*AIM OF THE EXERCISE:*
Check each line of the entries below for the string "text"; copy every line where it appears.

*AVAILABLE DATA:*
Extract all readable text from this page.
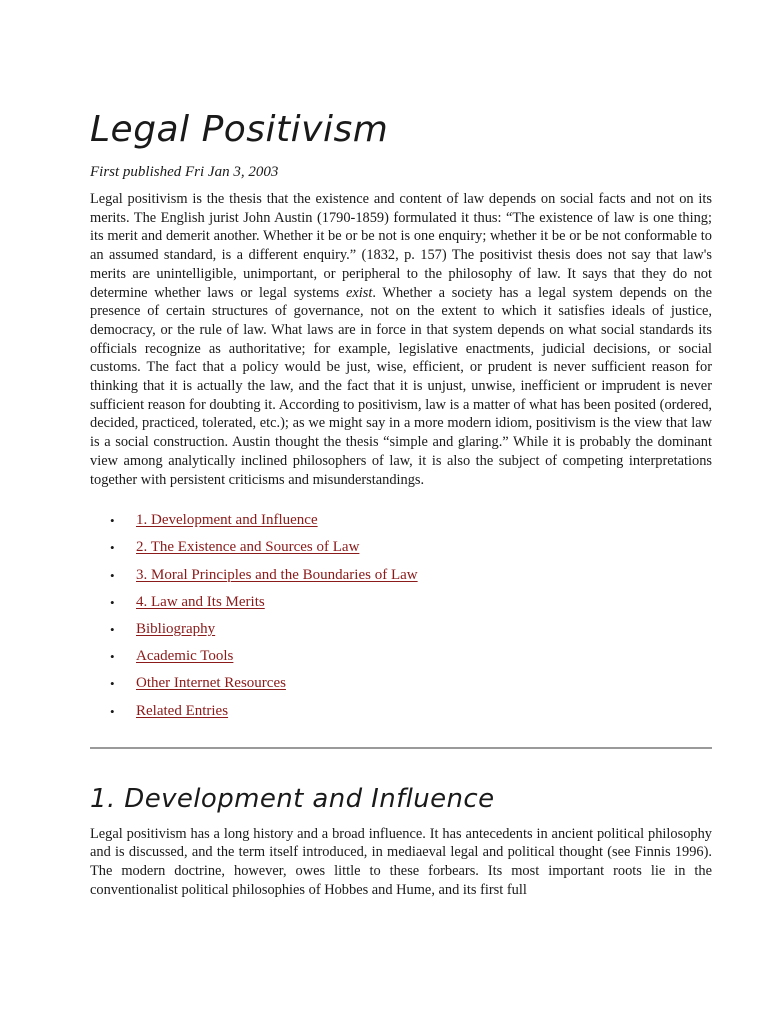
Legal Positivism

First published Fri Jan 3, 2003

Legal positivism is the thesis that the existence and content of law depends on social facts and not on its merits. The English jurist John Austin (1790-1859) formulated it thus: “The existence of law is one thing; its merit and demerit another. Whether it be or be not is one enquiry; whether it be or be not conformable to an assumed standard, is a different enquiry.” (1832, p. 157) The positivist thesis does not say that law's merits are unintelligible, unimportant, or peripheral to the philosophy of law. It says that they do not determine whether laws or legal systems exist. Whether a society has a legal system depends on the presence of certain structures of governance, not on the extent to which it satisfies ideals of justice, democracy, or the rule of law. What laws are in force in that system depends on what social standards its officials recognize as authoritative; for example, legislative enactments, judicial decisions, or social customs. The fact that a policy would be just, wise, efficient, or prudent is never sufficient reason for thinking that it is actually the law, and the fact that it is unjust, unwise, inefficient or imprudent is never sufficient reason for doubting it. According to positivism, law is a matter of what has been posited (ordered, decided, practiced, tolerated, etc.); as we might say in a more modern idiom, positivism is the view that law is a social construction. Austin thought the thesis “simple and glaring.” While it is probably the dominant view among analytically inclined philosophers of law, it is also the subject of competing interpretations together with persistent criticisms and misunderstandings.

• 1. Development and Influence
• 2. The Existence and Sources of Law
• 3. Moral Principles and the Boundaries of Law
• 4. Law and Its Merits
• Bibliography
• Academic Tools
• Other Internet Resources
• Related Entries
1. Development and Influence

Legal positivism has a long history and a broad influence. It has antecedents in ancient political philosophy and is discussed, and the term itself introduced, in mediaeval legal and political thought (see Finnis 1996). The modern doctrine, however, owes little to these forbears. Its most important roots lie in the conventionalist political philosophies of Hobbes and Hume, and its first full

==

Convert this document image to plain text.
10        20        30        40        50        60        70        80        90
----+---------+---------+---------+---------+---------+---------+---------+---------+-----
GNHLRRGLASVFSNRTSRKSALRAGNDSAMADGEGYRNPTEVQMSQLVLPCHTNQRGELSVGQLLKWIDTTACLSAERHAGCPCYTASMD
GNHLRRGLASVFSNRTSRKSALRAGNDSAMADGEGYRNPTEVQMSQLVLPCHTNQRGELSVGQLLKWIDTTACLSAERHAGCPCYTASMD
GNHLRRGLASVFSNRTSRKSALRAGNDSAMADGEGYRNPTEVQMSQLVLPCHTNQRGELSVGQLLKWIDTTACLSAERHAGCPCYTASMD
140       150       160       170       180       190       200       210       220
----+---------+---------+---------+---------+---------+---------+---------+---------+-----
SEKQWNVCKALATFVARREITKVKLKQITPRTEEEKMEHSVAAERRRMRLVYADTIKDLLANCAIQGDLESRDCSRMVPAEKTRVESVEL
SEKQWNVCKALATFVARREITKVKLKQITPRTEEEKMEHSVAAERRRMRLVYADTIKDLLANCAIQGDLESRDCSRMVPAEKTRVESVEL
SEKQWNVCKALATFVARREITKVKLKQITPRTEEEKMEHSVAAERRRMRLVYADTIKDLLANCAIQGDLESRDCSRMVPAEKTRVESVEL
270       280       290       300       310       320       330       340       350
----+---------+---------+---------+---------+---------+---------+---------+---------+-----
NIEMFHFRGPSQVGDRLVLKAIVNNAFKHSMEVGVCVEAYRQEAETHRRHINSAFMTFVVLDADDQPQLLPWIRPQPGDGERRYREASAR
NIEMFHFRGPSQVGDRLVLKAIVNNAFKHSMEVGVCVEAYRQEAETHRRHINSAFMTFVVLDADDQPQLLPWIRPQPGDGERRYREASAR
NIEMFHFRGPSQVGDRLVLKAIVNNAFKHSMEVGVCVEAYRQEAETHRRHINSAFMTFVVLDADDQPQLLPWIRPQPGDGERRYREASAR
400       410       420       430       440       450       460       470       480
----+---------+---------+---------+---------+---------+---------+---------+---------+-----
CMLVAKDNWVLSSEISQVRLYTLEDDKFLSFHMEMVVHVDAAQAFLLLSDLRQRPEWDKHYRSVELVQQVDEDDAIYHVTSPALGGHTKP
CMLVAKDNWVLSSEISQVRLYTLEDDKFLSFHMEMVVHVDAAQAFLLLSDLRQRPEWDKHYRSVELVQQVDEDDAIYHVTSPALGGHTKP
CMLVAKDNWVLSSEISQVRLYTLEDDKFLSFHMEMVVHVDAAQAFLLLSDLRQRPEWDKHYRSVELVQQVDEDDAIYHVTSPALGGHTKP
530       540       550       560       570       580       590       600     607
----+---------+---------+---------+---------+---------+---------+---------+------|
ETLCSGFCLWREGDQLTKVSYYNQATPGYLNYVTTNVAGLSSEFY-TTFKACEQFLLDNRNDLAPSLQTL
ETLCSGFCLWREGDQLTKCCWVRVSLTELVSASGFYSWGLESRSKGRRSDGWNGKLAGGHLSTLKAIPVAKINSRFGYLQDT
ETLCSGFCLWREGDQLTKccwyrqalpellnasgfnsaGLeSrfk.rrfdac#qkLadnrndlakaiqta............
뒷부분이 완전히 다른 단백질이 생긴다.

*RESULT OF THIS TASK:*
Extract all readable text from this page.
Convert this document image to plain text.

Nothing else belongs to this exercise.